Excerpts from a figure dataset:
* * *
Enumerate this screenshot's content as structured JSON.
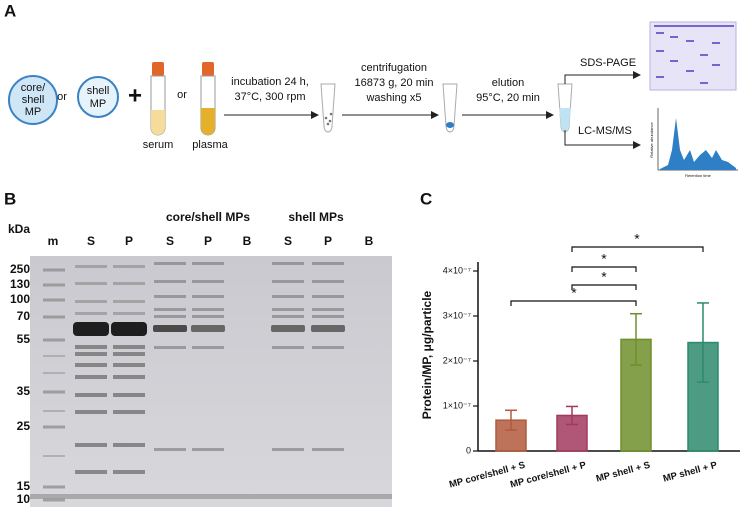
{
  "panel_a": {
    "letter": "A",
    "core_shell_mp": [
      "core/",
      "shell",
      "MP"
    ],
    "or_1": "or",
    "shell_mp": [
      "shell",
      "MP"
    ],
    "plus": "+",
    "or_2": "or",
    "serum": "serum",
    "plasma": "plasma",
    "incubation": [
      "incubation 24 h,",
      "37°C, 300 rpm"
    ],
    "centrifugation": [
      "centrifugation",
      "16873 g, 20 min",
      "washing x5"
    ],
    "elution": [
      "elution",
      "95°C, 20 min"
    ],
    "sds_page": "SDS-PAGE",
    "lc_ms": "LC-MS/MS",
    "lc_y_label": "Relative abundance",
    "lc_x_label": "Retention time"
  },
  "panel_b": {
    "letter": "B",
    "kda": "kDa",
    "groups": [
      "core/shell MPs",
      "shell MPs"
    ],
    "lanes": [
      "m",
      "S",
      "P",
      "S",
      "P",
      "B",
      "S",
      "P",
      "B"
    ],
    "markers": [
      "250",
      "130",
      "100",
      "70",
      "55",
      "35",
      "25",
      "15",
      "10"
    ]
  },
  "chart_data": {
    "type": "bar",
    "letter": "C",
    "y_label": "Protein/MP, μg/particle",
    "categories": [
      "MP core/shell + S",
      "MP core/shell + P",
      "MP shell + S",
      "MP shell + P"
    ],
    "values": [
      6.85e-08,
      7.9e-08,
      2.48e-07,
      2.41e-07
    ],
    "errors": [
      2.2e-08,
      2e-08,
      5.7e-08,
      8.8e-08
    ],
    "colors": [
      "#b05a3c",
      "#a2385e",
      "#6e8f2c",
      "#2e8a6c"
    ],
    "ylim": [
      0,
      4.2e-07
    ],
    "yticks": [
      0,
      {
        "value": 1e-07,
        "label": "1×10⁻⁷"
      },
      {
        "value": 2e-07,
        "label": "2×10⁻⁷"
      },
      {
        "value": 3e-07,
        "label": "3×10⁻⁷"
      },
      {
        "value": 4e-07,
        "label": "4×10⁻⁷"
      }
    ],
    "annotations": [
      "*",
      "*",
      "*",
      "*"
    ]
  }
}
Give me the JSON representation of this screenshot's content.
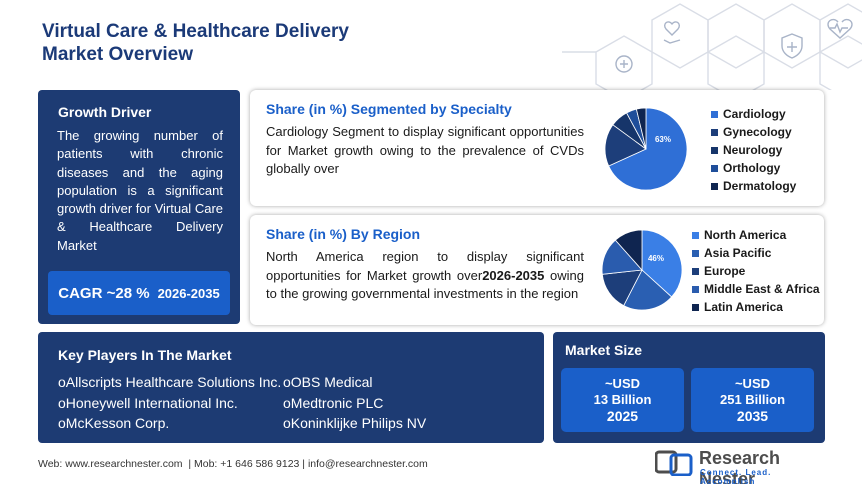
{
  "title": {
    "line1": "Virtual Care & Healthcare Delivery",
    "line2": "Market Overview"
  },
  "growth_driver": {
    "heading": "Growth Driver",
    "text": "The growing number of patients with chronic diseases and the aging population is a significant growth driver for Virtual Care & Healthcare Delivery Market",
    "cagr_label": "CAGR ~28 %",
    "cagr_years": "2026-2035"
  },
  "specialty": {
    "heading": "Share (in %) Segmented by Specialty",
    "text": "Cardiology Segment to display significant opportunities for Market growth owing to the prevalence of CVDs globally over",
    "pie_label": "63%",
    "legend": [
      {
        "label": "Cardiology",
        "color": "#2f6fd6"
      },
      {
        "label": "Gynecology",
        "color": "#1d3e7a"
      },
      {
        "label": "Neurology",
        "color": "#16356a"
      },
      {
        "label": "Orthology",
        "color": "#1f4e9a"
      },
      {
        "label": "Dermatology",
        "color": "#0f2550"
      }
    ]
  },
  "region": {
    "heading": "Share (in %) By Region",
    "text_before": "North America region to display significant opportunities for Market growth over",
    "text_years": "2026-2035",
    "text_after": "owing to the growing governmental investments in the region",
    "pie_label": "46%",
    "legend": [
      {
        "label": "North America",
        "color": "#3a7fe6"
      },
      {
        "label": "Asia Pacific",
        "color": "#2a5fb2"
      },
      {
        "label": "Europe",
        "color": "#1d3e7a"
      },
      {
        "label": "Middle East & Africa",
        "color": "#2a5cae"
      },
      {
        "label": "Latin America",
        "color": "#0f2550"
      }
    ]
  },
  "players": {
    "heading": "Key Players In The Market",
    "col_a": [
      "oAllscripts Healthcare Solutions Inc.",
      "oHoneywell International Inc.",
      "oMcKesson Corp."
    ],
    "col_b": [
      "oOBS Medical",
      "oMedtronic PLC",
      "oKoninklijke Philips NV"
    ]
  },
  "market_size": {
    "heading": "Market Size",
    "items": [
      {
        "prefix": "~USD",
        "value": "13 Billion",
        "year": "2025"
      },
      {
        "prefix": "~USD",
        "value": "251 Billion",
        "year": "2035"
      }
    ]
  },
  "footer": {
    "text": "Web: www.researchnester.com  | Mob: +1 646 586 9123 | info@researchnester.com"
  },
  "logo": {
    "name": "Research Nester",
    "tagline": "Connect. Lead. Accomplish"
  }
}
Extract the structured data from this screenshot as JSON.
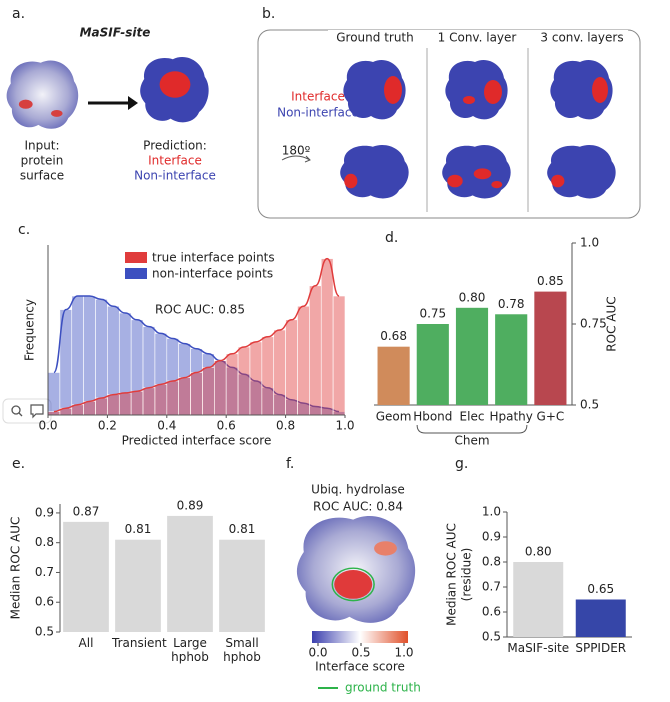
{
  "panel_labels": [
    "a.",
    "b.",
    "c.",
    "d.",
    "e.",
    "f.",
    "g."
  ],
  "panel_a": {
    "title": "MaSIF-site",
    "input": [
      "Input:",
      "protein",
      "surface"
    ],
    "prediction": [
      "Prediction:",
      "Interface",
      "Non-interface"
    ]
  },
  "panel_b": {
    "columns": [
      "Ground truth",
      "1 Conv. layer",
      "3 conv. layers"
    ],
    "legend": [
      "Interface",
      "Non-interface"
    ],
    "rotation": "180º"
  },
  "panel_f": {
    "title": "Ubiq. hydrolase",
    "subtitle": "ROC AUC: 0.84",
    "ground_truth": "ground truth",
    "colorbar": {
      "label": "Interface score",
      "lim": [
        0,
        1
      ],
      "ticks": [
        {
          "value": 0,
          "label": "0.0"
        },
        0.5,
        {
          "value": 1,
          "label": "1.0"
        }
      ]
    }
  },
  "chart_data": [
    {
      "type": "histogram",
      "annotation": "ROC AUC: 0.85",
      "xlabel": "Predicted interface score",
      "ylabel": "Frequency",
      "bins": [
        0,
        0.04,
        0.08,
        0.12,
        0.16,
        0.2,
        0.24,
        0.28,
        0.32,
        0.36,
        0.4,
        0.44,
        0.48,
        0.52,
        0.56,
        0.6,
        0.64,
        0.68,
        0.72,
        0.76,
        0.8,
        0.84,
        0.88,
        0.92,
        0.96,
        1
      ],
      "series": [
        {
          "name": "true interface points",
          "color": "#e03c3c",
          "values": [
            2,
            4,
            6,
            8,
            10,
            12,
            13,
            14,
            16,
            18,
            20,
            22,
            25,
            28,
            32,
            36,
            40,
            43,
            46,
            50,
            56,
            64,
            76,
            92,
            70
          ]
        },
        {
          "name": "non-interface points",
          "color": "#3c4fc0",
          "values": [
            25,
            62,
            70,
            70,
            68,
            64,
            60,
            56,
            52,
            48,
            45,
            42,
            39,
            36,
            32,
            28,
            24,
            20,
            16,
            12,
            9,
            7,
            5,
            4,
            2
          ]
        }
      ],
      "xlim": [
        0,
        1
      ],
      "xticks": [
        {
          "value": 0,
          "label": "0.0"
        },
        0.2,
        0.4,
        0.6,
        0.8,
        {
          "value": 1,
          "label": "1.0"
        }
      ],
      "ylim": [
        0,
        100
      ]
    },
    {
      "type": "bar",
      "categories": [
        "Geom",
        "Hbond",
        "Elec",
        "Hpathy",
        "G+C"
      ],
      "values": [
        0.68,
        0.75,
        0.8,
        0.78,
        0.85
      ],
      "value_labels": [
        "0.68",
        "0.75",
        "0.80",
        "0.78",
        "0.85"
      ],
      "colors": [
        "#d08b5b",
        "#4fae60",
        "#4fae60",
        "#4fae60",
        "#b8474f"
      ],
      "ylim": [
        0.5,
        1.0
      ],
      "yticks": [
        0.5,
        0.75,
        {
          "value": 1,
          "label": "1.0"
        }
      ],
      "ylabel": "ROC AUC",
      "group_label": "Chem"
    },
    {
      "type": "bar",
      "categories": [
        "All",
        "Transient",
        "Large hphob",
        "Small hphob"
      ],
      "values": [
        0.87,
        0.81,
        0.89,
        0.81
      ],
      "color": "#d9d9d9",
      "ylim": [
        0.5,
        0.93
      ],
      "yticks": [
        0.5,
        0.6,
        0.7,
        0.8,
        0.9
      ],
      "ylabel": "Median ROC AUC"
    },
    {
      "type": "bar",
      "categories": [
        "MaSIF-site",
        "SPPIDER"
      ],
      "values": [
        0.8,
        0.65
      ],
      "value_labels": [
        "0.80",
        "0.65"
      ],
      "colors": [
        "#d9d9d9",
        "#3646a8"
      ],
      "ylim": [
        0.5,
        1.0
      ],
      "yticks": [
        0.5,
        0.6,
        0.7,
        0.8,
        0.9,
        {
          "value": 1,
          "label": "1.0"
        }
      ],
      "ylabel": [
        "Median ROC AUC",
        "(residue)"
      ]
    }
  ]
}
* * *
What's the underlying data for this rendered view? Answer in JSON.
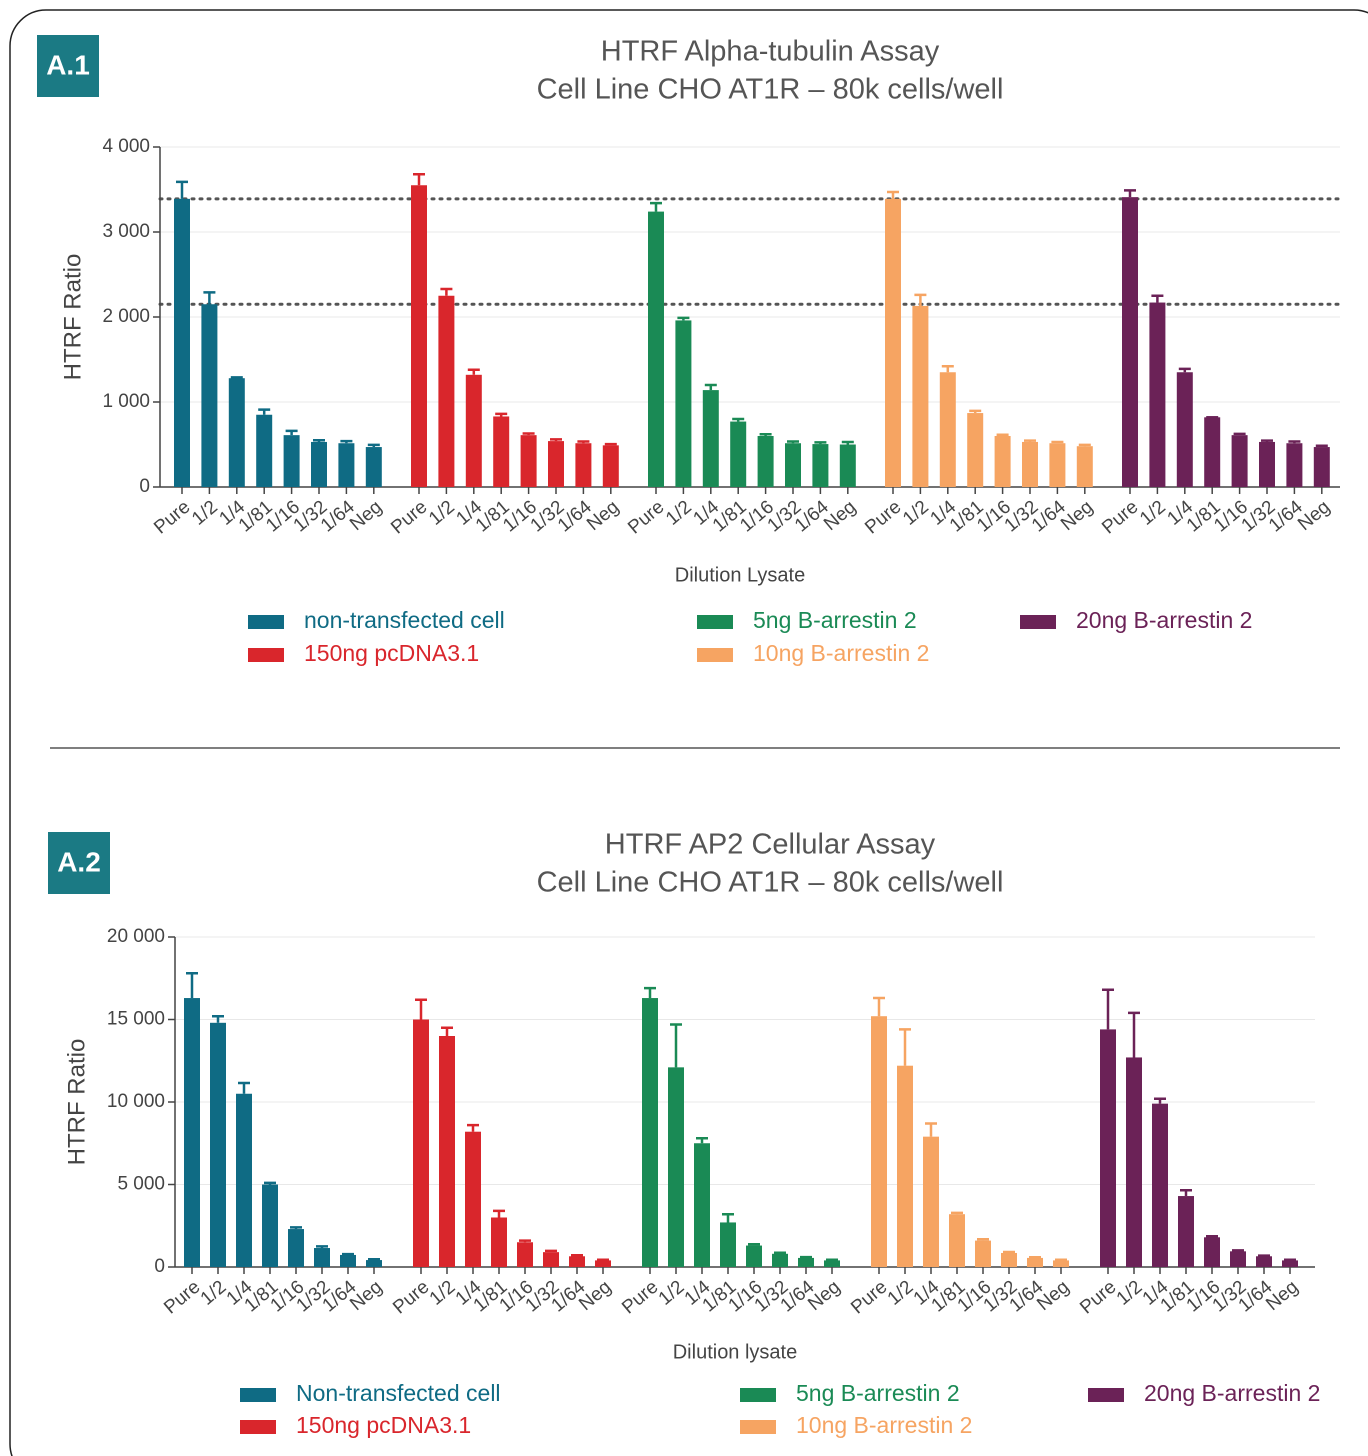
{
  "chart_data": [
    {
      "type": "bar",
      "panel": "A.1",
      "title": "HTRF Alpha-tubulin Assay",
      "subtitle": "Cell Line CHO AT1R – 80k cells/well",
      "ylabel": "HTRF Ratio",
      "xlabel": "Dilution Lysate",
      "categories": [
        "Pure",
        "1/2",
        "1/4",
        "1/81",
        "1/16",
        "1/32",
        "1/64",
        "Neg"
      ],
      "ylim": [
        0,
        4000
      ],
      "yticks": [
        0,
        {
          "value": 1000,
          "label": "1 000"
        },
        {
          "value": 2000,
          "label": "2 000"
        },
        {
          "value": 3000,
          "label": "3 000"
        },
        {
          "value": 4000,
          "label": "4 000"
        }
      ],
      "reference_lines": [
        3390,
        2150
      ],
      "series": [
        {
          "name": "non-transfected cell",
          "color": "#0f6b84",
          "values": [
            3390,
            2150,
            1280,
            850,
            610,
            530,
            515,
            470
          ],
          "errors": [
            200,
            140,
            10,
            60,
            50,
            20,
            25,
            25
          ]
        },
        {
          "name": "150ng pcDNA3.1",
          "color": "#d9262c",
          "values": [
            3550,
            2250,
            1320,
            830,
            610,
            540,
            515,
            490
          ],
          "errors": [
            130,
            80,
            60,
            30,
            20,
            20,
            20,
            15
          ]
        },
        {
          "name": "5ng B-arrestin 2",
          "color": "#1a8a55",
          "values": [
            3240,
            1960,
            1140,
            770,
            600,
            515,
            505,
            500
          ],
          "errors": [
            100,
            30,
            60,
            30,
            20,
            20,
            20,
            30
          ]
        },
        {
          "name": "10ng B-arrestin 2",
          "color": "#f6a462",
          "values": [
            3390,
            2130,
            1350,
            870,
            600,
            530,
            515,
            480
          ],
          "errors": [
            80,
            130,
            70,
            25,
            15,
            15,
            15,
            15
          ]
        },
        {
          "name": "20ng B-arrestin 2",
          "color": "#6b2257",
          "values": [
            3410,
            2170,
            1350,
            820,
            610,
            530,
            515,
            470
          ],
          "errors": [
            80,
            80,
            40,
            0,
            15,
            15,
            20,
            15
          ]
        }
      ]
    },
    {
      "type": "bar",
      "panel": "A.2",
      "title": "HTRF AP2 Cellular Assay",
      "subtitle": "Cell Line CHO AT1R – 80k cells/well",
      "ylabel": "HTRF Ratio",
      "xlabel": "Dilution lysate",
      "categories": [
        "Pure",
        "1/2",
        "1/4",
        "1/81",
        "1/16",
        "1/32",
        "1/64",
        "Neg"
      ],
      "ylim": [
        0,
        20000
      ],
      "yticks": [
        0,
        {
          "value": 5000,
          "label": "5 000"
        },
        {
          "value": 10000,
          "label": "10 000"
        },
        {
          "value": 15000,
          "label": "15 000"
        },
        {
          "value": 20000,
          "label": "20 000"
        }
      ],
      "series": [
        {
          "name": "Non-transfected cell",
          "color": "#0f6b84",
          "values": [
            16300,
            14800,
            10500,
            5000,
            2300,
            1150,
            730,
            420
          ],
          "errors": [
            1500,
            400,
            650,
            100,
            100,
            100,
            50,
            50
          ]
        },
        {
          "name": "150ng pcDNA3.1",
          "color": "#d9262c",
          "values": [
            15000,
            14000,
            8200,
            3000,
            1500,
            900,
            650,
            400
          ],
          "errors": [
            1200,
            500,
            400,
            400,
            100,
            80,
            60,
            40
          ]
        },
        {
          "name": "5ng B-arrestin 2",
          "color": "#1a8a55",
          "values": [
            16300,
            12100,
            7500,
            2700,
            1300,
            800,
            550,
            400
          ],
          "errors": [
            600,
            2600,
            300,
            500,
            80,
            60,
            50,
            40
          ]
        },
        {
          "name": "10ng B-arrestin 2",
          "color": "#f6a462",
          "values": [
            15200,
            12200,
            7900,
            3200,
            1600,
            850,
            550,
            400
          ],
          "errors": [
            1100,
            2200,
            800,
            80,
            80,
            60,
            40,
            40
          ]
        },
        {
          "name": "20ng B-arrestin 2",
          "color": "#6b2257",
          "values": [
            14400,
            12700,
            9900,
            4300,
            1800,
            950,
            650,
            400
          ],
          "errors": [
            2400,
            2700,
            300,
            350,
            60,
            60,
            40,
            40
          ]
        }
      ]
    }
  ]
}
* * *
→ Action item:
Your response should be made up of the lines in the data that contain the word "Assay".

→ Written solution:
      "title": "HTRF Alpha-tubulin Assay",
      "title": "HTRF AP2 Cellular Assay",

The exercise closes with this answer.